Yazılı Alıştırma a
Hemşin tarihiyle ilgili yazıyı baştan sona aynen yeniden yazın.

Okuma Metni
Geçmişten geleceğe....

2 Ocak 2017 Pazartesi

Osmanlı Belgelerinde Hemşin Kimliği



Hemşin Tarihinin Genel Hatları

Hemşin Tarihi araştırılması gereken, doldurulması gereken birçok boşluk barındıran bir tarihtir. Ancak yine de bazı temel dönemeçleri belgelenebilen bir tarihtir. Yaşayan kültüre, sözlü tarih anlatılarına, gezgin notlarına dayalı olarak kimi kısımları doldurulabilse de bu tarih çizgisinin tamamlanması için özellikle Osmanlı, Pontus, İran vb. arşivlerin araştırılmasına ihtiyaç var. Bu yazıda Hemşin Tarihi’nin genel hatları konusunda bizi belli ölçüde bilgilendirecek belgelerden söz edeceğiz.

Hemşinlilerin tarihine ilişkin bilinen ilk kayıtlar Ermeni rahip Ğevond ve yine Ermeni rahip Mamikonlu Hovannes’e dayanır. Bu iki kayıtta beyleri Hamam öncülüğünde yapılan bir göçten söz ederler. Ancak bu göçün güzergâhı ve tarihi konusunda bir karışıklık vardır. Ğevond’a göre göç 789-790 tarihlerinde yaşanmıştır. Bu tarihlerde hüküm sürmüş Paşpatrik Yesayi, Arap vostigan Obeydullah ve Bizans imparatoru VI. Konstandin’in adlarının geçmesinin bu tarihleri doğruladığını belirtir. Bknz: ( Levon Haçikyan, Hemşin Gizemi, Belge Uluslararası Yayıncılık, İstanbul, 1997, s. 21) Mamikonlu Hovannes ise göç olayını bu tarihten 160 yıl kadar öncesine yani 626 yılına götürür.

Yazılı Alıştırma b
Kayıtların en başından "cloud-word: rastrojo [1209, 698, 1336, 737]" geçen satıra kadar (o satır da dahil) yalnızca bu satırları, boş satırları atlayarak numaralı bir listeye dökün.

Veri Kesiti
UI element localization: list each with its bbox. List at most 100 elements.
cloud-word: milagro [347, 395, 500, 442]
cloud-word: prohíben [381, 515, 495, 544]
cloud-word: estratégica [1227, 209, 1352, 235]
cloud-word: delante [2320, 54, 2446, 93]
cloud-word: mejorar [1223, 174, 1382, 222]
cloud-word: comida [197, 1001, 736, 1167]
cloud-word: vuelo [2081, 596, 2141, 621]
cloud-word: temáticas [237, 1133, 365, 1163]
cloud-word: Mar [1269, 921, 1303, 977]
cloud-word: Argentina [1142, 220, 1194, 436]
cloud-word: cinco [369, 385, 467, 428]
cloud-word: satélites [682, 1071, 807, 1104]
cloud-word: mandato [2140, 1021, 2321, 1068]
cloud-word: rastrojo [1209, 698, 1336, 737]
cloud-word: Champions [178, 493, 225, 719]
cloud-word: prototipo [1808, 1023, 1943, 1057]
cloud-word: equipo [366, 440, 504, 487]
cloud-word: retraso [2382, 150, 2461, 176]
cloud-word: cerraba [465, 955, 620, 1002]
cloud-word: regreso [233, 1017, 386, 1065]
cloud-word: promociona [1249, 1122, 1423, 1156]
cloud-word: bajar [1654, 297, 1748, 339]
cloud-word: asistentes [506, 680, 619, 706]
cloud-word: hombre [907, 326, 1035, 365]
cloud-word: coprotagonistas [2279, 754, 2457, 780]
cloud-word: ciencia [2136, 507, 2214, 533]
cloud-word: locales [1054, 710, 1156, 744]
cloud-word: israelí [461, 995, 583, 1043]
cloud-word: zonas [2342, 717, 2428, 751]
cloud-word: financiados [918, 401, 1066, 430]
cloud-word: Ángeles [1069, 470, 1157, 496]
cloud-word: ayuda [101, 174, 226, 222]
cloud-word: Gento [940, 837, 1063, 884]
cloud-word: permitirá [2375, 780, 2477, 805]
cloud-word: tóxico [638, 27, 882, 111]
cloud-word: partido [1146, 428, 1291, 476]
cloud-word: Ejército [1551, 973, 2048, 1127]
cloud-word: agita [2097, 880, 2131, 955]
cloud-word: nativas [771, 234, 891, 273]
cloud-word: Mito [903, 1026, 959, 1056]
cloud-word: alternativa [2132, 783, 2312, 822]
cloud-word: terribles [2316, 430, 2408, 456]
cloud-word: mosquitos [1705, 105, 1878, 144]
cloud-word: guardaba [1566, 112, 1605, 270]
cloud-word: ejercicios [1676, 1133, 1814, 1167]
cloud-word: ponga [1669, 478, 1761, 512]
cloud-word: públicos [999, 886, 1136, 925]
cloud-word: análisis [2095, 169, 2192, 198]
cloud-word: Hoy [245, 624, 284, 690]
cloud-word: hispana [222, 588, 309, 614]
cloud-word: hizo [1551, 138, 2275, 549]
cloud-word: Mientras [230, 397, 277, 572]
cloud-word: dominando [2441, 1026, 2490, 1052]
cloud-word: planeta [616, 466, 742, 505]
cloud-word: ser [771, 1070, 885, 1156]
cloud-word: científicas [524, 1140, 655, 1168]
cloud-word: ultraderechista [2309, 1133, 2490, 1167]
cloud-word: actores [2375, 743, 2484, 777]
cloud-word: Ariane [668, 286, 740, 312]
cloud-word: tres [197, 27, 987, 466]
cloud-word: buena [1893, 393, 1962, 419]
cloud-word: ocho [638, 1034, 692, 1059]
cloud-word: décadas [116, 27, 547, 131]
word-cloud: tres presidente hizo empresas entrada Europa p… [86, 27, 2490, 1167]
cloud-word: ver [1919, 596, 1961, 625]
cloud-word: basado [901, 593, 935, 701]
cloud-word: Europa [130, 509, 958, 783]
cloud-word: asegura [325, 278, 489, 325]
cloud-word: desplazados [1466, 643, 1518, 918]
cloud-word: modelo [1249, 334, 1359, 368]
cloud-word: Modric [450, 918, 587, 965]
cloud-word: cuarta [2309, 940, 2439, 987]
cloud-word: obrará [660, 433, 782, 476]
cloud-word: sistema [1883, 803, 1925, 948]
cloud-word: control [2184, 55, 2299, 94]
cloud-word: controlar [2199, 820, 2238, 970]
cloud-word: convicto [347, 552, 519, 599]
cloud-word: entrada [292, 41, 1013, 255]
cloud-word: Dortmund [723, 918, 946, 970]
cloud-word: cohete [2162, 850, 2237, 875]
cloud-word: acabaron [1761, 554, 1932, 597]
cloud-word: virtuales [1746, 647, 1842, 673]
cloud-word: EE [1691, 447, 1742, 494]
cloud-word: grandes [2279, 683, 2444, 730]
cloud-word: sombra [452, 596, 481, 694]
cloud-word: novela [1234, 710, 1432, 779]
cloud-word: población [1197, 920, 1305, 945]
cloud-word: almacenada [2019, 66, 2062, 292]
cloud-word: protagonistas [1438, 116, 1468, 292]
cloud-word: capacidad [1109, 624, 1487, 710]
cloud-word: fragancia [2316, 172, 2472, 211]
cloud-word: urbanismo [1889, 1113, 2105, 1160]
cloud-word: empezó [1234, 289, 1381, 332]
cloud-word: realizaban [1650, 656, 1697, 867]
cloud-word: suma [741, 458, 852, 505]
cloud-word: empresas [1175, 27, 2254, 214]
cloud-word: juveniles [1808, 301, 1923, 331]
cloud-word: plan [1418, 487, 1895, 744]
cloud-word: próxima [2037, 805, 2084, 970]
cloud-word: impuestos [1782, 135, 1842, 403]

Alıştırma Cevabı a
Geçmişten geleceğe....

2 Ocak 2017 Pazartesi

Osmanlı Belgelerinde Hemşin Kimliği



Hemşin Tarihinin Genel Hatları

Hemşin Tarihi araştırılması gereken, doldurulması gereken birçok boşluk barındıran bir tarihtir. Ancak yine de bazı temel dönemeçleri belgelenebilen bir tarihtir. Yaşayan kültüre, sözlü tarih anlatılarına, gezgin notlarına dayalı olarak kimi kısımları doldurulabilse de bu tarih çizgisinin tamamlanması için özellikle Osmanlı, Pontus, İran vb. arşivlerin araştırılmasına ihtiyaç var. Bu yazıda Hemşin Tarihi’nin genel hatları konusunda bizi belli ölçüde bilgilendirecek belgelerden söz edeceğiz.

Hemşinlilerin tarihine ilişkin bilinen ilk kayıtlar Ermeni rahip Ğevond ve yine Ermeni rahip Mamikonlu Hovannes’e dayanır. Bu iki kayıtta beyleri Hamam öncülüğünde yapılan bir göçten söz ederler. Ancak bu göçün güzergâhı ve tarihi konusunda bir karışıklık vardır. Ğevond’a göre göç 789-790 tarihlerinde yaşanmıştır. Bu tarihlerde hüküm sürmüş Paşpatrik Yesayi, Arap vostigan Obeydullah ve Bizans imparatoru VI. Konstandin’in adlarının geçmesinin bu tarihleri doğruladığını belirtir. Bknz: ( Levon Haçikyan, Hemşin Gizemi, Belge Uluslararası Yayıncılık, İstanbul, 1997, s. 21) Mamikonlu Hovannes ise göç olayını bu tarihten 160 yıl kadar öncesine yani 626 yılına götürür.

Alıştırma Cevabı b
1. UI element localization: list each with its bbox. List at most 100 elements.
2. cloud-word: milagro [347, 395, 500, 442]
3. cloud-word: prohíben [381, 515, 495, 544]
4. cloud-word: estratégica [1227, 209, 1352, 235]
5. cloud-word: delante [2320, 54, 2446, 93]
6. cloud-word: mejorar [1223, 174, 1382, 222]
7. cloud-word: comida [197, 1001, 736, 1167]
8. cloud-word: vuelo [2081, 596, 2141, 621]
9. cloud-word: temáticas [237, 1133, 365, 1163]
10. cloud-word: Mar [1269, 921, 1303, 977]
11. cloud-word: Argentina [1142, 220, 1194, 436]
12. cloud-word: cinco [369, 385, 467, 428]
13. cloud-word: satélites [682, 1071, 807, 1104]
14. cloud-word: mandato [2140, 1021, 2321, 1068]
15. cloud-word: rastrojo [1209, 698, 1336, 737]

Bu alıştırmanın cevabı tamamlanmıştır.